* [The request] Identify the lines holding "orang" and copy them.

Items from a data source
◆ ◆ ◆ ◆ ◆ ◆ ◆
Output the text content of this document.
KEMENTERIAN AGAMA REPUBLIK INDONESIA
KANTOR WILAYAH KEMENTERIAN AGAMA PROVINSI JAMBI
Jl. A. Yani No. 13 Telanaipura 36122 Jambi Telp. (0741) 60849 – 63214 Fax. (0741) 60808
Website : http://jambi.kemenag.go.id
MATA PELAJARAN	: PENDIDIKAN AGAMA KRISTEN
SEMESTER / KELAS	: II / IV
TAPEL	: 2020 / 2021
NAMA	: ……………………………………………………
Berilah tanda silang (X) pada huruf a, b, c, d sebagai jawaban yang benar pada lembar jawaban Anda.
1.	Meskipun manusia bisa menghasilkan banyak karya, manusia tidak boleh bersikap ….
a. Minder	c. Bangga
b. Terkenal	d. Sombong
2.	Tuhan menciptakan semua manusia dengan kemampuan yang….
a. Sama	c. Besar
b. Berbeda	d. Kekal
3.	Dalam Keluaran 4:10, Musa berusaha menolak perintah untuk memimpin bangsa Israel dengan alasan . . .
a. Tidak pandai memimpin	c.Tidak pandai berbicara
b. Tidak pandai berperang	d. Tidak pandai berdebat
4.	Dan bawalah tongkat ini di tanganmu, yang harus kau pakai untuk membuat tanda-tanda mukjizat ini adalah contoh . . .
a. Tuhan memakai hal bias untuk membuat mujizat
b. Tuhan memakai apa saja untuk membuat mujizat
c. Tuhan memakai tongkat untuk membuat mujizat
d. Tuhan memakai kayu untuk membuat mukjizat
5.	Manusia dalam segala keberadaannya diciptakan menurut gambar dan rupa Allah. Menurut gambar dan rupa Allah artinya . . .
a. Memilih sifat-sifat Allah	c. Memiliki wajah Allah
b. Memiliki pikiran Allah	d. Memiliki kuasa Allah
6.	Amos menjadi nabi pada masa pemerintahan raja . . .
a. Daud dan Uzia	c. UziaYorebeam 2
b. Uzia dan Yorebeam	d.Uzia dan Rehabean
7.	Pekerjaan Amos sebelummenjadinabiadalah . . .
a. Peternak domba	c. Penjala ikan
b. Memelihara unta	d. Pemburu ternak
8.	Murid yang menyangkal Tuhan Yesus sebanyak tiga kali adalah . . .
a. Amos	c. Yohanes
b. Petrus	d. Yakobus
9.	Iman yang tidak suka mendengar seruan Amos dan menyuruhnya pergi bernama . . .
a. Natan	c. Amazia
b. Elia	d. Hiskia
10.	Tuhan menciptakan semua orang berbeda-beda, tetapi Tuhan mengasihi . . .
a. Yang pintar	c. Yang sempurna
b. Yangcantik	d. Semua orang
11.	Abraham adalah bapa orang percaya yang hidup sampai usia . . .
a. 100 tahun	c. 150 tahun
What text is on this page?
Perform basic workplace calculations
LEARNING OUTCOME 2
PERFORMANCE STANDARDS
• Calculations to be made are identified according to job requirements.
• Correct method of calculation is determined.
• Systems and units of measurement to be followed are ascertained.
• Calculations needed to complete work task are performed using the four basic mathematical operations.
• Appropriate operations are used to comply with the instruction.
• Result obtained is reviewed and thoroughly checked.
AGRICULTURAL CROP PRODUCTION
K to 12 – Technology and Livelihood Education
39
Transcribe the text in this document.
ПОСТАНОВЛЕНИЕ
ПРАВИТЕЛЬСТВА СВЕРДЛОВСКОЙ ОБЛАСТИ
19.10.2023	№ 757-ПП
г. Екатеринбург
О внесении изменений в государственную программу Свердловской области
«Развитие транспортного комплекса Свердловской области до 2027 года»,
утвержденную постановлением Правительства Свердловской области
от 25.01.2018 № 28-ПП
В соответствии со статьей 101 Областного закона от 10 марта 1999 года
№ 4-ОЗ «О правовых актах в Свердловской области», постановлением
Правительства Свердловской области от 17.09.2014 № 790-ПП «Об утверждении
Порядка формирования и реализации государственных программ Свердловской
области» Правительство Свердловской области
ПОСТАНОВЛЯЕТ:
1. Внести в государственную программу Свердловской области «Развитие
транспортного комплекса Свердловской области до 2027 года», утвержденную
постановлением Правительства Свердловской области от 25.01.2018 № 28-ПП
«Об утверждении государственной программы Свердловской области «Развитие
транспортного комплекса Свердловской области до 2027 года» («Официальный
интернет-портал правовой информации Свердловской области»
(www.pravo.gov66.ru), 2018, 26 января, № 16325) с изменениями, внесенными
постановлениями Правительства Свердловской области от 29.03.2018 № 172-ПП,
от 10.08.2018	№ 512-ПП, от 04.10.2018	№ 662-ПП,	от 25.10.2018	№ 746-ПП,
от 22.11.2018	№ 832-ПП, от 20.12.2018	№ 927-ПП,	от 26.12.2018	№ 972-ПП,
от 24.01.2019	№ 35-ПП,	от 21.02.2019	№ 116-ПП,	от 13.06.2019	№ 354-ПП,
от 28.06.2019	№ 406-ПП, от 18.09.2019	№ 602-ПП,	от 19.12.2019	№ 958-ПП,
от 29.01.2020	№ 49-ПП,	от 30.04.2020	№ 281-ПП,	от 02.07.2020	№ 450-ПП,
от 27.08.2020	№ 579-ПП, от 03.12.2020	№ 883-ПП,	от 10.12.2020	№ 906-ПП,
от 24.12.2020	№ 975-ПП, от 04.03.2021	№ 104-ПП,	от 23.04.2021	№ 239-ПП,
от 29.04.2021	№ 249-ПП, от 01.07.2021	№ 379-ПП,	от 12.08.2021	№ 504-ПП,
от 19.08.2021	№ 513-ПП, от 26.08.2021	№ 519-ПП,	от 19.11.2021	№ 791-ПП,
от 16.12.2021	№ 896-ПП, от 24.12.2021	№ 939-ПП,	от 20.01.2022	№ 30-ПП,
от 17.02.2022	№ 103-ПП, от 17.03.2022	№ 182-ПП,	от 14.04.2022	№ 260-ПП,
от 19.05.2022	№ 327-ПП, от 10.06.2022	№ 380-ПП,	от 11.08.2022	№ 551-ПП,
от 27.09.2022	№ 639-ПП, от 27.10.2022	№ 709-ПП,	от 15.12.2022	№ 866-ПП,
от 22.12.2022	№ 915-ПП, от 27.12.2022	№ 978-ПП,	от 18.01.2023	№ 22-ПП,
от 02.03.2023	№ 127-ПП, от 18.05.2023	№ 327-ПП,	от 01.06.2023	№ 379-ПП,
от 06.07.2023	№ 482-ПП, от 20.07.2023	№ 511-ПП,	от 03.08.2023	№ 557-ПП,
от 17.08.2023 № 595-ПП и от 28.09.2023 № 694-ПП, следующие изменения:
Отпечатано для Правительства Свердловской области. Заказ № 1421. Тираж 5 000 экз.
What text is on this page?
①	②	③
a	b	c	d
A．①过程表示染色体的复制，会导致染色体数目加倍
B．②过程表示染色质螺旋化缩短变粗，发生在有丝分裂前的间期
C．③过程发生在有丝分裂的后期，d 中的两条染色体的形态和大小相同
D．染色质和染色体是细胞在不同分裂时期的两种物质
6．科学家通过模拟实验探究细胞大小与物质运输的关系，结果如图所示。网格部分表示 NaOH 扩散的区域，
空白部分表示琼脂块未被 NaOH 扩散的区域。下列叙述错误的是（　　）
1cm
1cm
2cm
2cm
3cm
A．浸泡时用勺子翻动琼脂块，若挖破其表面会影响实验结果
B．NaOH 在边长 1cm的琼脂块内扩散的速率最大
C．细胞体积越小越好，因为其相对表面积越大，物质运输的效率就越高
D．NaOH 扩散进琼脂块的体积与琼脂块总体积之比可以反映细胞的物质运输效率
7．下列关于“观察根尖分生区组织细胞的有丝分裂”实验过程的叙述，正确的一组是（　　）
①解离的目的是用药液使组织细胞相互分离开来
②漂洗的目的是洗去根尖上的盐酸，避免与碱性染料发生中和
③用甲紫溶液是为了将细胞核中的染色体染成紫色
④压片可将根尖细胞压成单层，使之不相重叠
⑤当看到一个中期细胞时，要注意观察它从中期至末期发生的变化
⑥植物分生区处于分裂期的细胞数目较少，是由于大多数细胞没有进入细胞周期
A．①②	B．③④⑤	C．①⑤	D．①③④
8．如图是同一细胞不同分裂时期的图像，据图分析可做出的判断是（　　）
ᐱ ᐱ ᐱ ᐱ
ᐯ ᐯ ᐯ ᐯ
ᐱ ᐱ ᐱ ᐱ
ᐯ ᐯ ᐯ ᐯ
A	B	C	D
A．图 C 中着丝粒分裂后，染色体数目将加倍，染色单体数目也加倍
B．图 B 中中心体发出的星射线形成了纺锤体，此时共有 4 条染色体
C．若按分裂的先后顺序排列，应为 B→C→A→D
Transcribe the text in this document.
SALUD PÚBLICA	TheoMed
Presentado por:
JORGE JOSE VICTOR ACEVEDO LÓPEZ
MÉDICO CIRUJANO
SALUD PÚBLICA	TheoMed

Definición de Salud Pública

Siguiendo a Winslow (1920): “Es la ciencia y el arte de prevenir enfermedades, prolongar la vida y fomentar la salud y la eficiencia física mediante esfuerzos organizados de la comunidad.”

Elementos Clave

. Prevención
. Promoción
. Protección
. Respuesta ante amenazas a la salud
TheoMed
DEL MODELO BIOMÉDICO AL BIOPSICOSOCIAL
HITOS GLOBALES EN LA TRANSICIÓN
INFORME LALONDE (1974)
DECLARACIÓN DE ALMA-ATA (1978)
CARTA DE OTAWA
◆ ◆ ◆ ◆ ◆ ◆ ◆
* [Complete output]
10.	Tuhan menciptakan semua orang berbeda-beda, tetapi Tuhan mengasihi . . .
b. Yangcantik	d. Semua orang
11.	Abraham adalah bapa orang percaya yang hidup sampai usia . . .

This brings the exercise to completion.